• WHAT NEEDS TO BE DONE: Word for word, retype every entry in the listing.

——————————

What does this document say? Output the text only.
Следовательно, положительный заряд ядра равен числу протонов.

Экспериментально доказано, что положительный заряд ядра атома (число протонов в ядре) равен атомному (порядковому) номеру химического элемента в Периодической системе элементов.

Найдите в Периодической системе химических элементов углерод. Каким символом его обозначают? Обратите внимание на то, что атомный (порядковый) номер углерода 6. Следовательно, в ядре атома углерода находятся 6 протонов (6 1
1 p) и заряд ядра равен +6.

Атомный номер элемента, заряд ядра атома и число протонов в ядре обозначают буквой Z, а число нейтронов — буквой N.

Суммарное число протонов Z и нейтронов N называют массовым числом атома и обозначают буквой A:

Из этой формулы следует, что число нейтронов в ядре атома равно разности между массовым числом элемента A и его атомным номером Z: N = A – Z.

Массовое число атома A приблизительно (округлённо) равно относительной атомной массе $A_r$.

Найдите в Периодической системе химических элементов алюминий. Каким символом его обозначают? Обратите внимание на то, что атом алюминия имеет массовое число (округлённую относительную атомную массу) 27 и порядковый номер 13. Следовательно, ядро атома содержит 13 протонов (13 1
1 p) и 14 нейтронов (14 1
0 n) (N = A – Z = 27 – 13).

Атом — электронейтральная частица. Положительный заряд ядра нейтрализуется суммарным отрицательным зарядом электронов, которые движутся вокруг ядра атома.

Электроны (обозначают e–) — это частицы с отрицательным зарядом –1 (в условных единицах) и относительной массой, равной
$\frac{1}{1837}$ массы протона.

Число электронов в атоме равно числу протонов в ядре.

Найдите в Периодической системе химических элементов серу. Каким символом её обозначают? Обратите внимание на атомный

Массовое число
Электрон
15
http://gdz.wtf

——————————

• THE RESULT:
What does this document say? Output the text only.
Следовательно, положительный заряд ядра равен числу протонов.

Экспериментально доказано, что положительный заряд ядра атома (число протонов в ядре) равен атомному (порядковому) номеру химического элемента в Периодической системе элементов.

Найдите в Периодической системе химических элементов углерод. Каким символом его обозначают? Обратите внимание на то, что атомный (порядковый) номер углерода 6. Следовательно, в ядре атома углерода находятся 6 протонов (6 1
1 p) и заряд ядра равен +6.

Атомный номер элемента, заряд ядра атома и число протонов в ядре обозначают буквой Z, а число нейтронов — буквой N.

Суммарное число протонов Z и нейтронов N называют массовым числом атома и обозначают буквой A:

Из этой формулы следует, что число нейтронов в ядре атома равно разности между массовым числом элемента A и его атомным номером Z: N = A – Z.

Массовое число атома A приблизительно (округлённо) равно относительной атомной массе $A_r$.

Найдите в Периодической системе химических элементов алюминий. Каким символом его обозначают? Обратите внимание на то, что атом алюминия имеет массовое число (округлённую относительную атомную массу) 27 и порядковый номер 13. Следовательно, ядро атома содержит 13 протонов (13 1
1 p) и 14 нейтронов (14 1
0 n) (N = A – Z = 27 – 13).

Атом — электронейтральная частица. Положительный заряд ядра нейтрализуется суммарным отрицательным зарядом электронов, которые движутся вокруг ядра атома.

Электроны (обозначают e–) — это частицы с отрицательным зарядом –1 (в условных единицах) и относительной массой, равной
$\frac{1}{1837}$ массы протона.

Число электронов в атоме равно числу протонов в ядре.

Найдите в Периодической системе химических элементов серу. Каким символом её обозначают? Обратите внимание на атомный

Массовое число
Электрон
15
http://gdz.wtf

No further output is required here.